(Data provided Opens)

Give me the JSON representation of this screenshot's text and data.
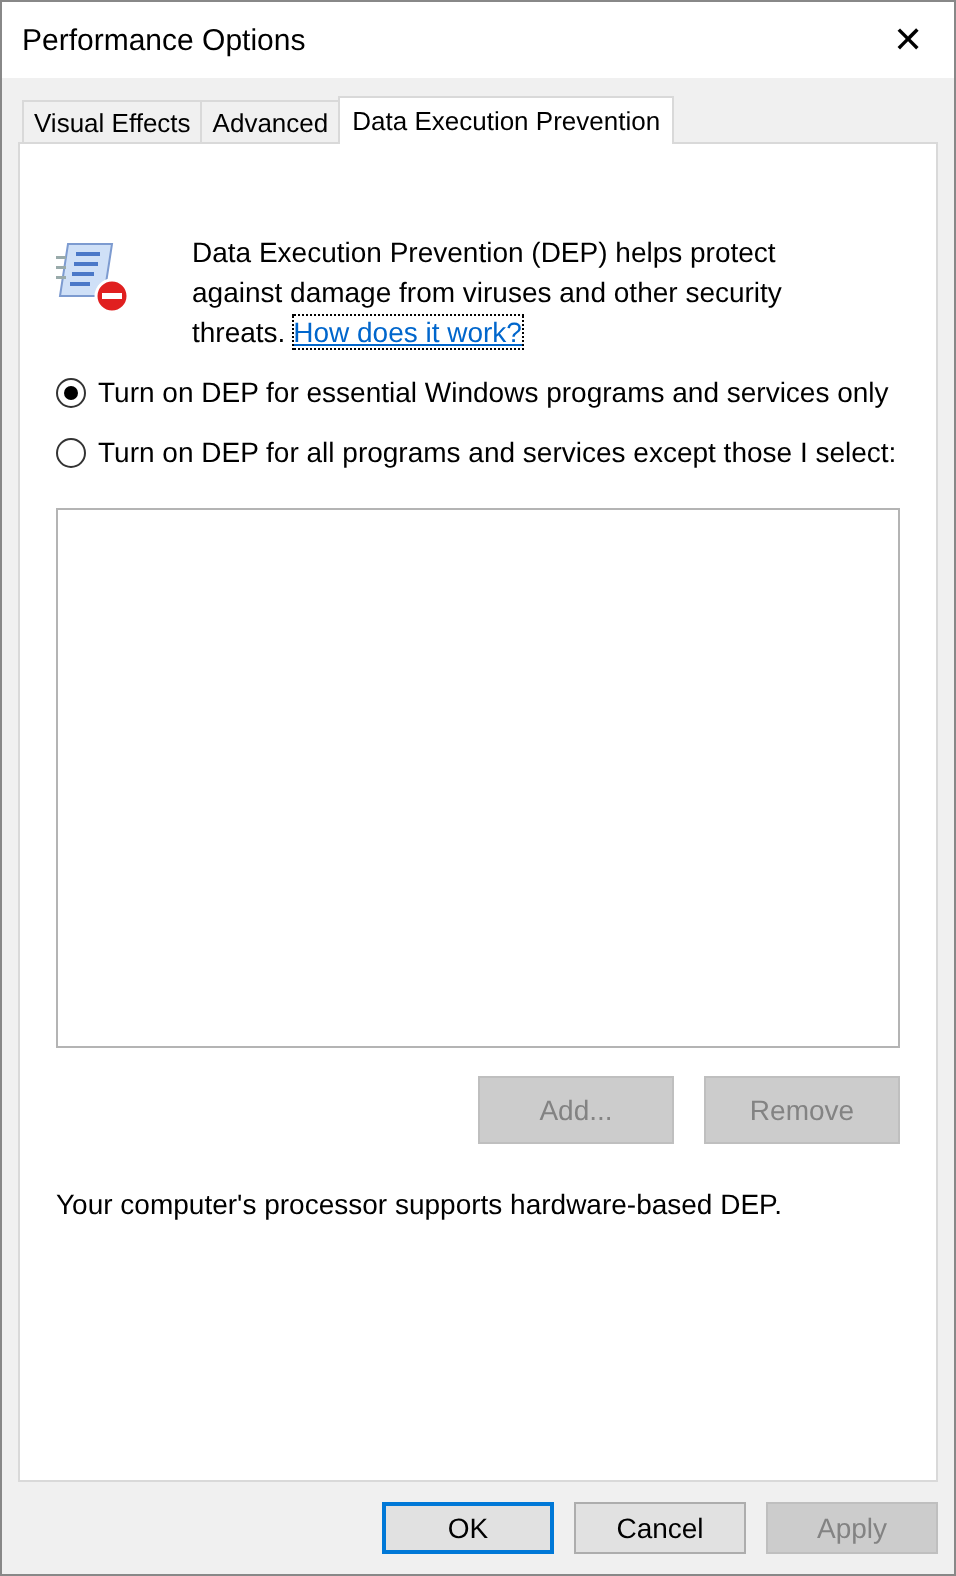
{
  "window": {
    "title": "Performance Options",
    "close": "✕"
  },
  "tabs": [
    {
      "label": "Visual Effects",
      "selected": false
    },
    {
      "label": "Advanced",
      "selected": false
    },
    {
      "label": "Data Execution Prevention",
      "selected": true
    }
  ],
  "intro": {
    "text": "Data Execution Prevention (DEP) helps protect against damage from viruses and other security threats.",
    "link": "How does it work?"
  },
  "options": [
    {
      "label": "Turn on DEP for essential Windows programs and services only",
      "selected": true
    },
    {
      "label": "Turn on DEP for all programs and services except those I select:",
      "selected": false
    }
  ],
  "list_buttons": [
    {
      "label": "Add...",
      "disabled": true
    },
    {
      "label": "Remove",
      "disabled": true
    }
  ],
  "status": "Your computer's processor supports hardware-based DEP.",
  "buttons": [
    {
      "label": "OK",
      "default": true,
      "disabled": false
    },
    {
      "label": "Cancel",
      "default": false,
      "disabled": false
    },
    {
      "label": "Apply",
      "default": false,
      "disabled": true
    }
  ]
}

(Data provided Closes)

Each record must be repeated verbatim, and no picture may appear in the copy.

Give me the JSON representation of this screenshot's text and data.
{
  "window": {
    "title": "Performance Options",
    "close": "✕"
  },
  "tabs": [
    {
      "label": "Visual Effects",
      "selected": false
    },
    {
      "label": "Advanced",
      "selected": false
    },
    {
      "label": "Data Execution Prevention",
      "selected": true
    }
  ],
  "intro": {
    "text": "Data Execution Prevention (DEP) helps protect against damage from viruses and other security threats.",
    "link": "How does it work?"
  },
  "options": [
    {
      "label": "Turn on DEP for essential Windows programs and services only",
      "selected": true
    },
    {
      "label": "Turn on DEP for all programs and services except those I select:",
      "selected": false
    }
  ],
  "list_buttons": [
    {
      "label": "Add...",
      "disabled": true
    },
    {
      "label": "Remove",
      "disabled": true
    }
  ],
  "status": "Your computer's processor supports hardware-based DEP.",
  "buttons": [
    {
      "label": "OK",
      "default": true,
      "disabled": false
    },
    {
      "label": "Cancel",
      "default": false,
      "disabled": false
    },
    {
      "label": "Apply",
      "default": false,
      "disabled": true
    }
  ]
}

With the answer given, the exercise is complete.